> Records excerpted from a collection
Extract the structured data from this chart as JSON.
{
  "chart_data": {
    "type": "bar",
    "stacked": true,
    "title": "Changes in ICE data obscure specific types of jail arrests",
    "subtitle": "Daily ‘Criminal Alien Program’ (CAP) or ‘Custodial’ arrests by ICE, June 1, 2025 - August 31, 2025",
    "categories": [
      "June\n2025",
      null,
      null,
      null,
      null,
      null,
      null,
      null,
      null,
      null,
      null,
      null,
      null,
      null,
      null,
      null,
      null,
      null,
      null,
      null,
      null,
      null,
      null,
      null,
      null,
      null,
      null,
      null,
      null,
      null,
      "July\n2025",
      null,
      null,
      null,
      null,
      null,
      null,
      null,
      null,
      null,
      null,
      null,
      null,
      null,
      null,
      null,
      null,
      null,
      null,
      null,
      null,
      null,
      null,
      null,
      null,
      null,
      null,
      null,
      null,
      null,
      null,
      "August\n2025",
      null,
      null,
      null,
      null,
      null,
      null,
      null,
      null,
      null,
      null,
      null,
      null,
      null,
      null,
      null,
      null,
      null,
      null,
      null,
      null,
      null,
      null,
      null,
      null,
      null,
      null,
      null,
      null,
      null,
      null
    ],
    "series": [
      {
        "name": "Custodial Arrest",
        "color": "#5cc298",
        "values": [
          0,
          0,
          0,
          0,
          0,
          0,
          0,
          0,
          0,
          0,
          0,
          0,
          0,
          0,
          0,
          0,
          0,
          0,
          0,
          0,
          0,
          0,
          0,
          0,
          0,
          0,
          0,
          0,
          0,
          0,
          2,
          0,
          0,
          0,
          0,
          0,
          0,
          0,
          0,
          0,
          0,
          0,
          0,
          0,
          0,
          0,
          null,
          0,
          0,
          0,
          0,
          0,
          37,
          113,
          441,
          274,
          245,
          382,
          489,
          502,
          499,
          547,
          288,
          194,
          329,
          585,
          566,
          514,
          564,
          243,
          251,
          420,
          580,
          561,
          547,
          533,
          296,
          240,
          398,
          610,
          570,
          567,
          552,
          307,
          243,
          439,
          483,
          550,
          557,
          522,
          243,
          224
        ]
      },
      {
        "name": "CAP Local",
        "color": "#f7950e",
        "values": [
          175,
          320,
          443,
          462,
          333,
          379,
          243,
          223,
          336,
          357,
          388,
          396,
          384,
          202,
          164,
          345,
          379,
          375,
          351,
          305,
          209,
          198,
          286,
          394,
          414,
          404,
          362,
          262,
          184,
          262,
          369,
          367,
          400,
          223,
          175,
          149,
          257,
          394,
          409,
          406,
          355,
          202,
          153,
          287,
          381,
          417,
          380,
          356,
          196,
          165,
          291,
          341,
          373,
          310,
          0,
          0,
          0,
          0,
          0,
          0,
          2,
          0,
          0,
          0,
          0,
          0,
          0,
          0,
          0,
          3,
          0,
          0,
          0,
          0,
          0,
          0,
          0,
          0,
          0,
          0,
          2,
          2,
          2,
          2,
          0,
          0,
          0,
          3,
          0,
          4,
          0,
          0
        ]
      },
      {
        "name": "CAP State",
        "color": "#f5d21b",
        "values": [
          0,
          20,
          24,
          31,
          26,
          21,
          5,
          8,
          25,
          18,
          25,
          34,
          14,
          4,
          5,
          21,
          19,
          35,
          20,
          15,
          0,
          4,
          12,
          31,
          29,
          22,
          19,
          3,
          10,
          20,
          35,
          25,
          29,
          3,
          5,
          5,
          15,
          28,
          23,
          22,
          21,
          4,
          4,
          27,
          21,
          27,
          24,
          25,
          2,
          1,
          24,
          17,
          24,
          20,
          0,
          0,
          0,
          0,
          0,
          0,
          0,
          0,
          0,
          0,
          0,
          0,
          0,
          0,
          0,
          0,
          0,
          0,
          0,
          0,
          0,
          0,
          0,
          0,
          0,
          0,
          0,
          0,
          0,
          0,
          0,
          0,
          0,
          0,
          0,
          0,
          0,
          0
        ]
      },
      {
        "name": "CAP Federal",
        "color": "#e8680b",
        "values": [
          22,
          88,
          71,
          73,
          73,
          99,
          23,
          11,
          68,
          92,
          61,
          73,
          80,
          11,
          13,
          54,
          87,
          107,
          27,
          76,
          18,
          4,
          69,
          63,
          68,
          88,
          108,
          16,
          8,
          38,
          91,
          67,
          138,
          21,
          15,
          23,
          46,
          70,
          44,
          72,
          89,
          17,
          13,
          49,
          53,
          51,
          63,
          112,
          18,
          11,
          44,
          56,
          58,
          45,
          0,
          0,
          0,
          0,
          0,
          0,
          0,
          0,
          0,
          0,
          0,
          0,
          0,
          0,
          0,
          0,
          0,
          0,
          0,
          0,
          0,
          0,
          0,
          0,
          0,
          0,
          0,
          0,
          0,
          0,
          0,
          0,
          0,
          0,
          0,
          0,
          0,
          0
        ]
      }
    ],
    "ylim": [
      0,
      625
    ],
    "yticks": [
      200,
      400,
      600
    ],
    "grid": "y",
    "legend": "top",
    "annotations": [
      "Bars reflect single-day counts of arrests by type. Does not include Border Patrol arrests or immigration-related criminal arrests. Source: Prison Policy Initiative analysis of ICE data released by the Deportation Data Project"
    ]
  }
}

> What is being asked
Search the listing for the word "arrests". Copy every line in which it occurs.

> Result
    "title": "Changes in ICE data obscure specific types of jail arrests",
    "subtitle": "Daily ‘Criminal Alien Program’ (CAP) or ‘Custodial’ arrests by ICE, June 1, 2025 - August 31, 2025",
      "Bars reflect single-day counts of arrests by type. Does not include Border Patrol arrests or immigration-related criminal arrests. Source: Prison Policy Initiative analysis of ICE data released by the Deportation Data Project"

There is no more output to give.